Center points graph. For each center point event datum \(c_i\) in \(\mathcal {C}\) with attributes \((x_{i},y_{i},t_{i},p_{i})\), we add a node \(v_i\) to \(G^c\). Nodes \(v_i\) and \(v_j\) are adjacent if the spatial distance between \(c_i\) and \(c_j\) is less than R. This geometric graph \(G^c\) with node set \(V^c\) and edge set \(E^c\) captures the relationships between nearby events.

$$\begin{aligned} d(c_i,c_j)<R\end{aligned}$$
(3)

where R is a preset parameter. In our experiments, \(d(c_i,c_j)\) calculates the distance between events \(c_i\) and \(c_j\).

$$\begin{aligned} d(c_i,c_j)=\sqrt{(x_i-x_j)^2+(y_i-y_j)^2+(t_i-t_j)^2}\end{aligned}$$
(4)

An absorbing node \({\bar{v}}\) is introduced and linked to every event node \(v_i\) in \(V^c\) by adding edges. This augmented center point graph is shown in Fig. 1.

- INFORMATION SUPPLIED:
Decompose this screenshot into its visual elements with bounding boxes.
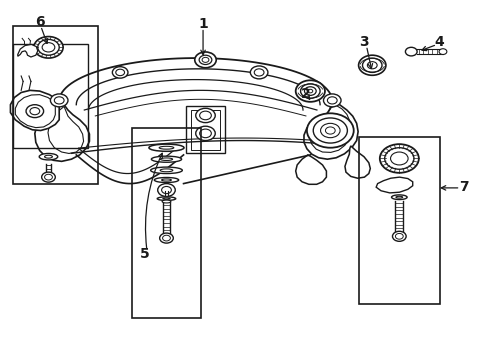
Text: 6: 6 — [35, 15, 44, 29]
Circle shape — [199, 129, 211, 138]
Circle shape — [392, 231, 406, 241]
Ellipse shape — [39, 153, 58, 160]
Text: 7: 7 — [458, 180, 468, 194]
Circle shape — [30, 108, 40, 115]
Circle shape — [158, 184, 175, 197]
Circle shape — [116, 69, 124, 76]
Bar — [132, 128, 200, 318]
Circle shape — [161, 186, 171, 194]
Circle shape — [112, 67, 128, 78]
Circle shape — [438, 49, 446, 54]
Polygon shape — [375, 177, 412, 193]
Bar — [13, 44, 88, 148]
Circle shape — [195, 108, 215, 123]
Bar — [190, 110, 220, 149]
Circle shape — [304, 87, 316, 95]
Ellipse shape — [160, 169, 172, 172]
Bar — [13, 26, 98, 184]
Circle shape — [362, 58, 381, 72]
Circle shape — [199, 111, 211, 120]
Circle shape — [390, 152, 407, 165]
Polygon shape — [10, 90, 59, 131]
Circle shape — [42, 42, 55, 52]
Ellipse shape — [161, 179, 171, 181]
Circle shape — [54, 97, 64, 104]
Circle shape — [313, 118, 346, 143]
Ellipse shape — [44, 155, 52, 158]
Text: 5: 5 — [140, 247, 149, 261]
Text: 1: 1 — [198, 17, 207, 31]
Circle shape — [379, 144, 418, 173]
Circle shape — [323, 94, 340, 107]
Circle shape — [250, 66, 267, 79]
Circle shape — [306, 113, 353, 148]
Text: 2: 2 — [300, 87, 310, 101]
Ellipse shape — [391, 195, 407, 199]
Ellipse shape — [160, 158, 172, 161]
Circle shape — [26, 105, 43, 118]
Circle shape — [325, 127, 334, 134]
Circle shape — [320, 123, 339, 138]
Text: 4: 4 — [434, 35, 444, 49]
Bar — [358, 137, 439, 304]
Text: 3: 3 — [358, 35, 368, 49]
Circle shape — [307, 89, 312, 93]
Ellipse shape — [157, 197, 175, 201]
Ellipse shape — [395, 196, 402, 198]
Circle shape — [366, 62, 376, 69]
Circle shape — [195, 126, 215, 140]
Circle shape — [199, 55, 211, 64]
Ellipse shape — [150, 167, 182, 174]
Circle shape — [159, 233, 173, 243]
Ellipse shape — [159, 146, 173, 149]
Bar — [185, 107, 224, 153]
Polygon shape — [304, 101, 357, 159]
Ellipse shape — [151, 156, 181, 162]
Circle shape — [295, 80, 325, 102]
Circle shape — [395, 233, 403, 239]
Circle shape — [194, 52, 216, 68]
Circle shape — [254, 69, 264, 76]
Polygon shape — [295, 155, 326, 184]
Circle shape — [327, 97, 336, 104]
Circle shape — [162, 235, 170, 241]
Polygon shape — [18, 44, 38, 57]
Circle shape — [202, 57, 208, 62]
Circle shape — [41, 172, 55, 182]
Ellipse shape — [162, 200, 170, 203]
Polygon shape — [35, 101, 89, 161]
Circle shape — [358, 55, 385, 75]
Circle shape — [405, 47, 416, 56]
Ellipse shape — [154, 177, 178, 183]
Ellipse shape — [163, 198, 170, 199]
Circle shape — [44, 174, 52, 180]
Circle shape — [34, 37, 63, 58]
Polygon shape — [344, 146, 369, 178]
Circle shape — [50, 94, 68, 107]
Circle shape — [38, 40, 59, 55]
Circle shape — [384, 148, 413, 169]
Ellipse shape — [149, 144, 183, 151]
Circle shape — [300, 84, 320, 98]
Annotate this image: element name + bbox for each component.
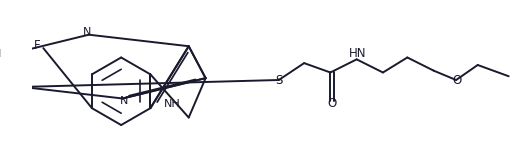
Text: S: S xyxy=(276,74,283,87)
Text: N: N xyxy=(120,96,128,106)
Text: F: F xyxy=(34,39,41,52)
Text: O: O xyxy=(328,97,337,110)
Text: N: N xyxy=(83,27,92,37)
Text: O: O xyxy=(452,74,461,87)
Text: NH: NH xyxy=(164,99,180,109)
Text: N: N xyxy=(0,49,2,59)
Text: HN: HN xyxy=(348,47,366,60)
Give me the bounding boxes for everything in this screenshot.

- THE TASKS:
1. From the center points graph excerpt, reproduce the passage starting at "Center points graph." and ending at "shown in Fig. 1.".
2. According to the center points graph excerpt, when are two nodes adjacent?

- PROBLEM SOLUTIONS:
1.
Center points graph. For each center point event datum \(c_i\) in \(\mathcal {C}\) with attributes \((x_{i},y_{i},t_{i},p_{i})\), we add a node \(v_i\) to \(G^c\). Nodes \(v_i\) and \(v_j\) are adjacent if the spatial distance between \(c_i\) and \(c_j\) is less than R. This geometric graph \(G^c\) with node set \(V^c\) and edge set \(E^c\) captures the relationships between nearby events.

$$\begin{aligned} d(c_i,c_j)<R\end{aligned}$$
(3)

where R is a preset parameter. In our experiments, \(d(c_i,c_j)\) calculates the distance between events \(c_i\) and \(c_j\).

$$\begin{aligned} d(c_i,c_j)=\sqrt{(x_i-x_j)^2+(y_i-y_j)^2+(t_i-t_j)^2}\end{aligned}$$
(4)

An absorbing node \({\bar{v}}\) is introduced and linked to every event node \(v_i\) in \(V^c\) by adding edges. This augmented center point graph is shown in Fig. 1.

2. Two nodes are adjacent when the spatial distance between their center point events is less than R, a preset parameter.